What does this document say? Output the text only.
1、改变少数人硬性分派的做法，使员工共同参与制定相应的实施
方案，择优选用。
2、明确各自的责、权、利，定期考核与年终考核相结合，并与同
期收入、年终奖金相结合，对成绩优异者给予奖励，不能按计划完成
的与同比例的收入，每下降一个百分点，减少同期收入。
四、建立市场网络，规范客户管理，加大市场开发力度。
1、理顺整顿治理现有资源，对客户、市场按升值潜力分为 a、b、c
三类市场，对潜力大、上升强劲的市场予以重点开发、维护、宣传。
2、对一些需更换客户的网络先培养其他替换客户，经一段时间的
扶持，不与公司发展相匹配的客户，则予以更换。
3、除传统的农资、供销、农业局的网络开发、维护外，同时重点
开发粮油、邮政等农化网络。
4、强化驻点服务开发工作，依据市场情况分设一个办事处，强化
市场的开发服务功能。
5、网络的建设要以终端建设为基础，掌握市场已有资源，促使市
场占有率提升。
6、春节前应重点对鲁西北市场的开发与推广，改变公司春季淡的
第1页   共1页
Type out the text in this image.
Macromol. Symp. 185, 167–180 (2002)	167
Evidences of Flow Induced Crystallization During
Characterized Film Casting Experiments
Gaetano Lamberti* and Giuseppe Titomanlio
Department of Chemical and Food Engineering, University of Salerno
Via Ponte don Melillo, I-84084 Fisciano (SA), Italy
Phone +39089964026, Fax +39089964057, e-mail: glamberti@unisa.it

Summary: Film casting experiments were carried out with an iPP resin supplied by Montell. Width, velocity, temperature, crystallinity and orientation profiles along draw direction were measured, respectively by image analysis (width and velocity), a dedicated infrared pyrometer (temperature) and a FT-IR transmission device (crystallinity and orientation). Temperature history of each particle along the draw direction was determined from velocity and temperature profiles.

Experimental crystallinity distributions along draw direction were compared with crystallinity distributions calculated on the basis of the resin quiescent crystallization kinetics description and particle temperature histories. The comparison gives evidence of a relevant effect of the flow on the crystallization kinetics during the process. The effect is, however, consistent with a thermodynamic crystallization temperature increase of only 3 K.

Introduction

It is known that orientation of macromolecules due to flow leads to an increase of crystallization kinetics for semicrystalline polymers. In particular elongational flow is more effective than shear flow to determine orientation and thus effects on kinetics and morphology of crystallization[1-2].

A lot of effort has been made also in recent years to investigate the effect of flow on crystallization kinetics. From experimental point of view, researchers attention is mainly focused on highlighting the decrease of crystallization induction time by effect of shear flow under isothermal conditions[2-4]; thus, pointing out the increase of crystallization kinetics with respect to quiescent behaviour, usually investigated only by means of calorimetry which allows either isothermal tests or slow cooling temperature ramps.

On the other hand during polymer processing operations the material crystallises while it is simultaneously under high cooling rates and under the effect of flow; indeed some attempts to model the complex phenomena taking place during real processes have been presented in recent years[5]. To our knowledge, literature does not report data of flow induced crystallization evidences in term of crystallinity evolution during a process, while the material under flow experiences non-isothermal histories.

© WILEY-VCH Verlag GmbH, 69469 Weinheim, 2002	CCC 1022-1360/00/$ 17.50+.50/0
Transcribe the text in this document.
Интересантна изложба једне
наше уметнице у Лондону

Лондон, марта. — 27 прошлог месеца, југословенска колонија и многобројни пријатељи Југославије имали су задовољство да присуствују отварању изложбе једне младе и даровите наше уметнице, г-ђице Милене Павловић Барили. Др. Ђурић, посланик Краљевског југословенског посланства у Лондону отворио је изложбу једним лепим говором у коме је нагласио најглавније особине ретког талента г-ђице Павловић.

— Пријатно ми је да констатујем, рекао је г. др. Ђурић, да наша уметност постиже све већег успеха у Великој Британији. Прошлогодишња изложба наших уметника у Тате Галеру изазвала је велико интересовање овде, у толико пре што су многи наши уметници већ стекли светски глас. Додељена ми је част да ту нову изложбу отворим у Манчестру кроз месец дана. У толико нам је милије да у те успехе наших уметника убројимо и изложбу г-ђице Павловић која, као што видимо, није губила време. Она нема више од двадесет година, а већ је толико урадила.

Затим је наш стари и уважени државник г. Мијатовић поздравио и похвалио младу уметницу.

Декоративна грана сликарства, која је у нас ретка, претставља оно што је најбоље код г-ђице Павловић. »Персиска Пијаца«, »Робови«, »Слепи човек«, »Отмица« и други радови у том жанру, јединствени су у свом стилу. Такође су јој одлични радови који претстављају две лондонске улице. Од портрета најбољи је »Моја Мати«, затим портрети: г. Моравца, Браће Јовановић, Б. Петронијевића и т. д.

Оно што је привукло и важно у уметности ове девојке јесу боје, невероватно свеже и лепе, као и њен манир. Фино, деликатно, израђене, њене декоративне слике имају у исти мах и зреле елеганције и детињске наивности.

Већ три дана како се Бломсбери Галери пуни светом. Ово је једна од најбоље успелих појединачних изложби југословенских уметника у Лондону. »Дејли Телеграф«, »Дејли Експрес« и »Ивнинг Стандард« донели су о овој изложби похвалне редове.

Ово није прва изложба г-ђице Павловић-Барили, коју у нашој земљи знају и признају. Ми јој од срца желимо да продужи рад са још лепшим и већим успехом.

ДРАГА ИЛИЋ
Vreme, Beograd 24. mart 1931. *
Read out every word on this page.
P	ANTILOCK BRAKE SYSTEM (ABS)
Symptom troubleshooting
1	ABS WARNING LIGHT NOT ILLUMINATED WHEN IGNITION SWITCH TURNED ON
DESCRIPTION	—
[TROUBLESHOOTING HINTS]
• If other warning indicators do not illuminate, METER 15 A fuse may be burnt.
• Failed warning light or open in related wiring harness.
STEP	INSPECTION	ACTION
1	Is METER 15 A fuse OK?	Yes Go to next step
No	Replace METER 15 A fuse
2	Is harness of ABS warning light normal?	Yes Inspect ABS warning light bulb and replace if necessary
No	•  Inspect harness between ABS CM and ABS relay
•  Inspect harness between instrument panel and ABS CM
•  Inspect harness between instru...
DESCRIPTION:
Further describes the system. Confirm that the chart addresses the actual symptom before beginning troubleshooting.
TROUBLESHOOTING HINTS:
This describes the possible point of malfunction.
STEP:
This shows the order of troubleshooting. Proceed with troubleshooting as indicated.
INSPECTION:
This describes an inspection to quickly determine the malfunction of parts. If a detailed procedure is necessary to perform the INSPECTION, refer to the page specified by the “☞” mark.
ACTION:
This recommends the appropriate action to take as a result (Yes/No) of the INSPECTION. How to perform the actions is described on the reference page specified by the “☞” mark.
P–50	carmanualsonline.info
┄┄┄┄┄┄┄┄┄┄┄┄┄┄┄┄┄┄┄┄
### Work to complete
Show the lines of the records that contain the word "necessary".

### Response
2	Is harness of ABS warning light normal?	Yes Inspect ABS warning light bulb and replace if necessary
This describes an inspection to quickly determine the malfunction of parts. If a detailed procedure is necessary to perform the INSPECTION, refer to the page specified by the “☞” mark.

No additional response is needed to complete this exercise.